__REQUIRED WORK__. Give every line back verbatim, dropping all images.

[Records that describe figures]
------------------------------------------------------------------------

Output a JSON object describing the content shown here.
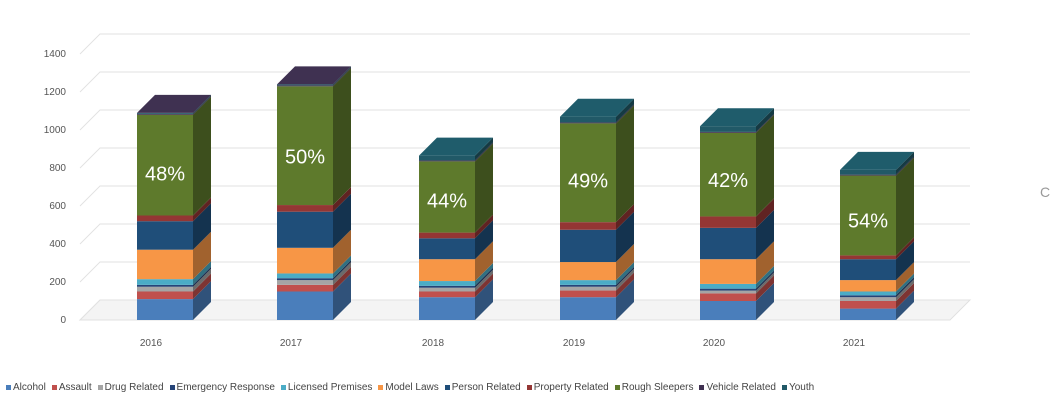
{
  "chart_data": {
    "type": "bar",
    "stacked": true,
    "three_d": true,
    "title": "",
    "xlabel": "",
    "ylabel": "",
    "ylim": [
      0,
      1400
    ],
    "yticks": [
      0,
      200,
      400,
      600,
      800,
      1000,
      1200,
      1400
    ],
    "grid": true,
    "legend_position": "bottom",
    "categories": [
      "2016",
      "2017",
      "2018",
      "2019",
      "2020",
      "2021"
    ],
    "series": [
      {
        "name": "Alcohol",
        "color": "#4A7EBB",
        "values": [
          110,
          150,
          120,
          120,
          100,
          60
        ]
      },
      {
        "name": "Assault",
        "color": "#C0504D",
        "values": [
          40,
          35,
          30,
          35,
          40,
          40
        ]
      },
      {
        "name": "Drug Related",
        "color": "#A5A5A5",
        "values": [
          25,
          25,
          20,
          20,
          15,
          20
        ]
      },
      {
        "name": "Emergency Response",
        "color": "#264478",
        "values": [
          10,
          10,
          10,
          10,
          10,
          10
        ]
      },
      {
        "name": "Licensed Premises",
        "color": "#4BACC6",
        "values": [
          30,
          25,
          25,
          25,
          25,
          20
        ]
      },
      {
        "name": "Model Laws",
        "color": "#F79646",
        "values": [
          155,
          135,
          115,
          95,
          130,
          60
        ]
      },
      {
        "name": "Person Related",
        "color": "#1F4E79",
        "values": [
          150,
          190,
          110,
          170,
          165,
          110
        ]
      },
      {
        "name": "Property Related",
        "color": "#943634",
        "values": [
          30,
          35,
          30,
          40,
          60,
          20
        ]
      },
      {
        "name": "Rough Sleepers",
        "color": "#5E7A2C",
        "values": [
          530,
          625,
          375,
          520,
          440,
          420
        ]
      },
      {
        "name": "Vehicle Related",
        "color": "#403151",
        "values": [
          5,
          5,
          5,
          5,
          5,
          5
        ]
      },
      {
        "name": "Youth",
        "color": "#215967",
        "values": [
          5,
          5,
          25,
          30,
          30,
          25
        ]
      }
    ],
    "annotations": [
      "48%",
      "50%",
      "44%",
      "49%",
      "42%",
      "54%"
    ],
    "top_cap_colors": [
      "#3F3151",
      "#3F3151",
      "#1F5C6B",
      "#1F5C6B",
      "#1F5C6B",
      "#1F5C6B"
    ]
  },
  "edge_glyph": "C"
}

------------------------------------------------------------------------

__WRITTEN RESPONSE__.
Output a JSON object describing the content shown here.
{
  "chart_data": {
    "type": "bar",
    "stacked": true,
    "three_d": true,
    "title": "",
    "xlabel": "",
    "ylabel": "",
    "ylim": [
      0,
      1400
    ],
    "yticks": [
      0,
      200,
      400,
      600,
      800,
      1000,
      1200,
      1400
    ],
    "grid": true,
    "legend_position": "bottom",
    "categories": [
      "2016",
      "2017",
      "2018",
      "2019",
      "2020",
      "2021"
    ],
    "series": [
      {
        "name": "Alcohol",
        "color": "#4A7EBB",
        "values": [
          110,
          150,
          120,
          120,
          100,
          60
        ]
      },
      {
        "name": "Assault",
        "color": "#C0504D",
        "values": [
          40,
          35,
          30,
          35,
          40,
          40
        ]
      },
      {
        "name": "Drug Related",
        "color": "#A5A5A5",
        "values": [
          25,
          25,
          20,
          20,
          15,
          20
        ]
      },
      {
        "name": "Emergency Response",
        "color": "#264478",
        "values": [
          10,
          10,
          10,
          10,
          10,
          10
        ]
      },
      {
        "name": "Licensed Premises",
        "color": "#4BACC6",
        "values": [
          30,
          25,
          25,
          25,
          25,
          20
        ]
      },
      {
        "name": "Model Laws",
        "color": "#F79646",
        "values": [
          155,
          135,
          115,
          95,
          130,
          60
        ]
      },
      {
        "name": "Person Related",
        "color": "#1F4E79",
        "values": [
          150,
          190,
          110,
          170,
          165,
          110
        ]
      },
      {
        "name": "Property Related",
        "color": "#943634",
        "values": [
          30,
          35,
          30,
          40,
          60,
          20
        ]
      },
      {
        "name": "Rough Sleepers",
        "color": "#5E7A2C",
        "values": [
          530,
          625,
          375,
          520,
          440,
          420
        ]
      },
      {
        "name": "Vehicle Related",
        "color": "#403151",
        "values": [
          5,
          5,
          5,
          5,
          5,
          5
        ]
      },
      {
        "name": "Youth",
        "color": "#215967",
        "values": [
          5,
          5,
          25,
          30,
          30,
          25
        ]
      }
    ],
    "annotations": [
      "48%",
      "50%",
      "44%",
      "49%",
      "42%",
      "54%"
    ],
    "top_cap_colors": [
      "#3F3151",
      "#3F3151",
      "#1F5C6B",
      "#1F5C6B",
      "#1F5C6B",
      "#1F5C6B"
    ]
  },
  "edge_glyph": "C"
}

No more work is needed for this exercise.